:: Input ::

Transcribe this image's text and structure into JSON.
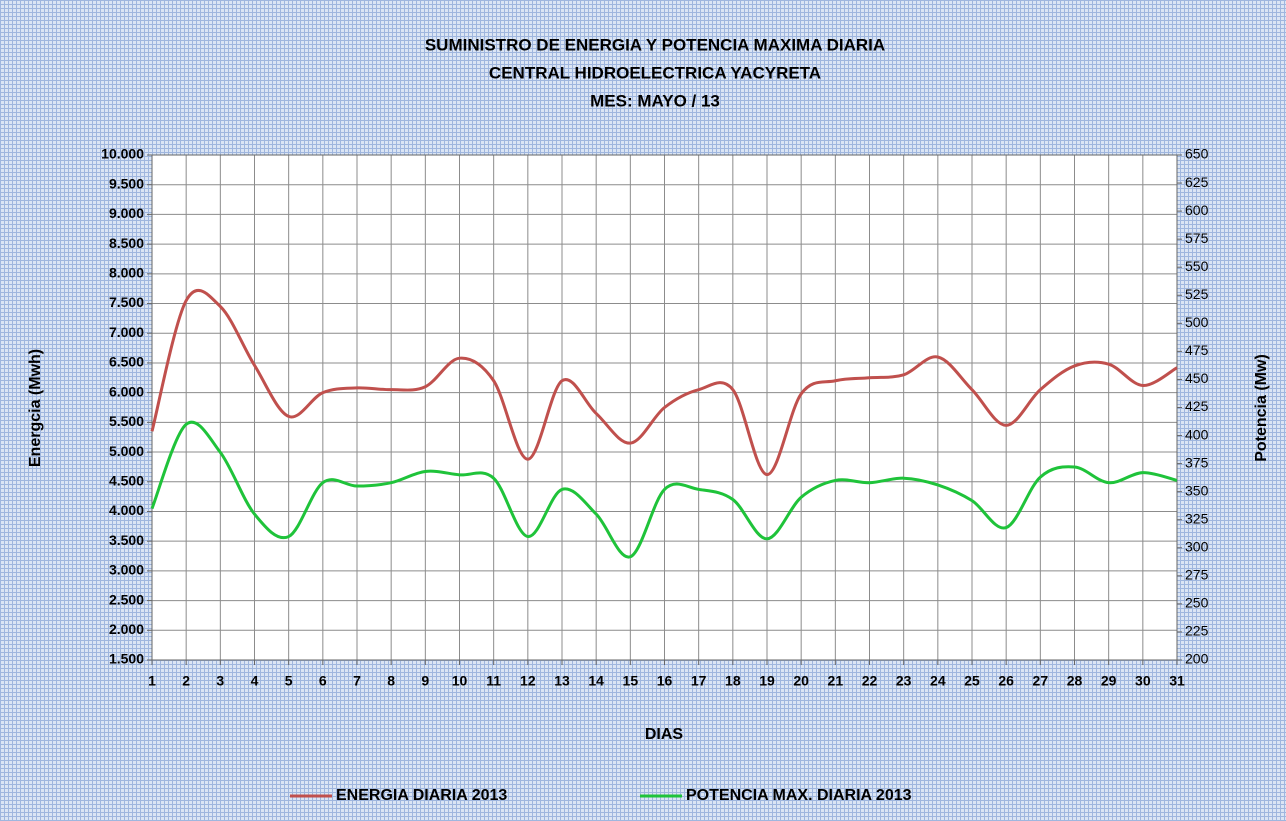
{
  "chart_data": {
    "type": "line",
    "title": "SUMINISTRO DE ENERGIA Y POTENCIA MAXIMA DIARIA",
    "subtitle": [
      "CENTRAL HIDROELECTRICA YACYRETA",
      "MES: MAYO / 13"
    ],
    "x_label": "DIAS",
    "y_label": "Energcia (Mwh)",
    "y2_label": "Potencia (Mw)",
    "categories": [
      "1",
      "2",
      "3",
      "4",
      "5",
      "6",
      "7",
      "8",
      "9",
      "10",
      "11",
      "12",
      "13",
      "14",
      "15",
      "16",
      "17",
      "18",
      "19",
      "20",
      "21",
      "22",
      "23",
      "24",
      "25",
      "26",
      "27",
      "28",
      "29",
      "30",
      "31"
    ],
    "series": [
      {
        "name": "ENERGIA DIARIA 2013",
        "color": "#c0504d",
        "values": [
          5350,
          7550,
          7450,
          6460,
          5600,
          6000,
          6080,
          6050,
          6100,
          6580,
          6200,
          4880,
          6200,
          5650,
          5150,
          5750,
          6050,
          6050,
          4620,
          5980,
          6200,
          6250,
          6300,
          6600,
          6050,
          5450,
          6050,
          6450,
          6480,
          6120,
          6420
        ]
      },
      {
        "name": "POTENCIA MAX. DIARIA 2013",
        "color": "#1fc33a",
        "axis": "y2",
        "values": [
          335,
          410,
          385,
          330,
          310,
          358,
          355,
          358,
          368,
          365,
          362,
          310,
          352,
          330,
          292,
          352,
          352,
          343,
          308,
          345,
          360,
          358,
          362,
          356,
          342,
          318,
          363,
          372,
          358,
          367,
          360
        ]
      }
    ],
    "ylim": [
      1500,
      10000
    ],
    "yticks": [
      {
        "value": 1500,
        "label": "1.500"
      },
      {
        "value": 2000,
        "label": "2.000"
      },
      {
        "value": 2500,
        "label": "2.500"
      },
      {
        "value": 3000,
        "label": "3.000"
      },
      {
        "value": 3500,
        "label": "3.500"
      },
      {
        "value": 4000,
        "label": "4.000"
      },
      {
        "value": 4500,
        "label": "4.500"
      },
      {
        "value": 5000,
        "label": "5.000"
      },
      {
        "value": 5500,
        "label": "5.500"
      },
      {
        "value": 6000,
        "label": "6.000"
      },
      {
        "value": 6500,
        "label": "6.500"
      },
      {
        "value": 7000,
        "label": "7.000"
      },
      {
        "value": 7500,
        "label": "7.500"
      },
      {
        "value": 8000,
        "label": "8.000"
      },
      {
        "value": 8500,
        "label": "8.500"
      },
      {
        "value": 9000,
        "label": "9.000"
      },
      {
        "value": 9500,
        "label": "9.500"
      },
      {
        "value": 10000,
        "label": "10.000"
      }
    ],
    "y2lim": [
      200,
      650
    ],
    "y2ticks": [
      200,
      225,
      250,
      275,
      300,
      325,
      350,
      375,
      400,
      425,
      450,
      475,
      500,
      525,
      550,
      575,
      600,
      625,
      650
    ],
    "grid": true,
    "legend": "bottom"
  }
}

:::

• **What to produce**:
Among the entries, how many lines contain the string "DIARIA"? Give the number without anything else.

• **Exercise solution**:
3